Work to complete = Search the data for the word "name" and copy every line where it occurs.

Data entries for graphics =
______________________________

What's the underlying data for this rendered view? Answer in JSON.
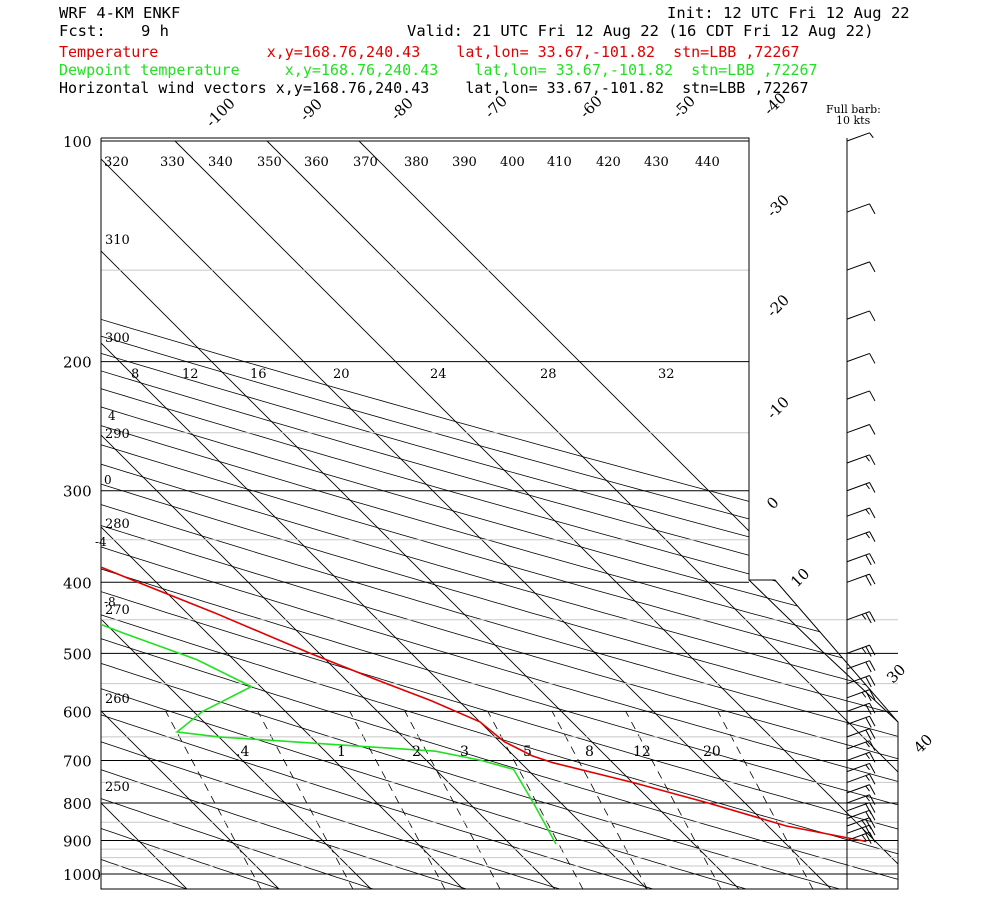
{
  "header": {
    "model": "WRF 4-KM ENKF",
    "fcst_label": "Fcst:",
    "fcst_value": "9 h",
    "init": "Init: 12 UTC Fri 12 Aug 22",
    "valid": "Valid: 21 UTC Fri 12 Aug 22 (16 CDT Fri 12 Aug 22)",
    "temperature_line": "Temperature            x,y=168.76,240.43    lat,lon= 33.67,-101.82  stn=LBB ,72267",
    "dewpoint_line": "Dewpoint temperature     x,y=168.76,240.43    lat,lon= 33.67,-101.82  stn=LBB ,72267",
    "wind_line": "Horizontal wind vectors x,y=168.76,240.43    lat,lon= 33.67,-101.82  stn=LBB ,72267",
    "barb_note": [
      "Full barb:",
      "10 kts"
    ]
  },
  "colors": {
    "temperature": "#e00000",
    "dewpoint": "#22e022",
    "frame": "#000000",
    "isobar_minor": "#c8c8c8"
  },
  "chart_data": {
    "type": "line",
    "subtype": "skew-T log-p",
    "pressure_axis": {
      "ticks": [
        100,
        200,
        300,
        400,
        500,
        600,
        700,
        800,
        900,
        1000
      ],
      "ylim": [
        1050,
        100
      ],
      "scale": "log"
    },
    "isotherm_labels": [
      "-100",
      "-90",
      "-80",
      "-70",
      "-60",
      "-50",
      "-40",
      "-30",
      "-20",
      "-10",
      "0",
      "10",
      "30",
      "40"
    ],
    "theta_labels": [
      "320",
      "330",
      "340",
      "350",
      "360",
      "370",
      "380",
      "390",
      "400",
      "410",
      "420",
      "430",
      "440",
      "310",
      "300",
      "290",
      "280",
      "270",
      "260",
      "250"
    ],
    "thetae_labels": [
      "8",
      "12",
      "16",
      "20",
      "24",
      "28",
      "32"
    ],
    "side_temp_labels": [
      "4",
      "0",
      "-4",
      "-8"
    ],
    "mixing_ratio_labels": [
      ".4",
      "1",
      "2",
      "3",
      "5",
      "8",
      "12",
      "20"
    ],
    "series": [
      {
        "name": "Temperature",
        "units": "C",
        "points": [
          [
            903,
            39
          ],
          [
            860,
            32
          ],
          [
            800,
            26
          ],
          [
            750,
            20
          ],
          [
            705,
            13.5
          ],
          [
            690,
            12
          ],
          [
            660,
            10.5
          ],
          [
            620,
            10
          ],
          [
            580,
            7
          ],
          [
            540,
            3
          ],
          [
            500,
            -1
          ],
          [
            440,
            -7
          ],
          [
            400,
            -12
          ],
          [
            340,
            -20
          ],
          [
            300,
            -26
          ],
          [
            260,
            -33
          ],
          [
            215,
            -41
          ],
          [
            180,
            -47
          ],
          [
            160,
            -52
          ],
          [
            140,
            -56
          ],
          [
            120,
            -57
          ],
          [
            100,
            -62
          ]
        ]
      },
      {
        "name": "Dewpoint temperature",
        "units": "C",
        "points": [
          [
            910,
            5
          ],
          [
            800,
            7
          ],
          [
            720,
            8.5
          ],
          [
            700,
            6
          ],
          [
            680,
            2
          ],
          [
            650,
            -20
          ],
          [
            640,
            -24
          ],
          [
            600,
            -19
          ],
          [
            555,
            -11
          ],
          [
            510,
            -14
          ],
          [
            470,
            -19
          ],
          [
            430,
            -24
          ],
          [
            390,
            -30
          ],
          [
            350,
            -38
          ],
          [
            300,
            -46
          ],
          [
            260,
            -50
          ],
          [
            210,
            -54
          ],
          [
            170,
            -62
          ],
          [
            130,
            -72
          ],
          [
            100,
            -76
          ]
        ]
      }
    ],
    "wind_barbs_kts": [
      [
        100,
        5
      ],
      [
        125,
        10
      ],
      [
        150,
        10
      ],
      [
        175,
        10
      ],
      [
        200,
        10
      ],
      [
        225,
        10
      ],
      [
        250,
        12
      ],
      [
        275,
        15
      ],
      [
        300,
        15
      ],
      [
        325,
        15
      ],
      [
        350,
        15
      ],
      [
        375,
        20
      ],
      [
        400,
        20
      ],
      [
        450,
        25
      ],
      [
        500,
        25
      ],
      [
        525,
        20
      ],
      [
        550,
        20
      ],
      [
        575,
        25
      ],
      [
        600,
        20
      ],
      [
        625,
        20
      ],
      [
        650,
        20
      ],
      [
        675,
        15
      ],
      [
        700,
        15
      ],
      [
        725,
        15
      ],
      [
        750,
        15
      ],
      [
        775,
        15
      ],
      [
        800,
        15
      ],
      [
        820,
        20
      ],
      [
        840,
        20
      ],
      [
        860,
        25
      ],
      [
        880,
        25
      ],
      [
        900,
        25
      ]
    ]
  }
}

______________________________

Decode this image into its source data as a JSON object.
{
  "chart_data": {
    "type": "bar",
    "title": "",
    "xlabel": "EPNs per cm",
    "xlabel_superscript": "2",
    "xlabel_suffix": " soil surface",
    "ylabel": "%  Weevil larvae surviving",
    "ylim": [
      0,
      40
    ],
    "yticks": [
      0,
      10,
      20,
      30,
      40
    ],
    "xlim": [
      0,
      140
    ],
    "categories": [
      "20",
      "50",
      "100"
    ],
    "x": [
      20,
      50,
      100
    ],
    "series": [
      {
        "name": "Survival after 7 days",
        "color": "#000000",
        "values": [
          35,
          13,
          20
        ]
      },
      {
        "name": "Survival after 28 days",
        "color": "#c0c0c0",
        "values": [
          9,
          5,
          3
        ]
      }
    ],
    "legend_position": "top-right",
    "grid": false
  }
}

______________________________

Correct answer =
        "name": "Temperature",
        "name": "Dewpoint temperature",
        "name": "Survival after 7 days",
        "name": "Survival after 28 days",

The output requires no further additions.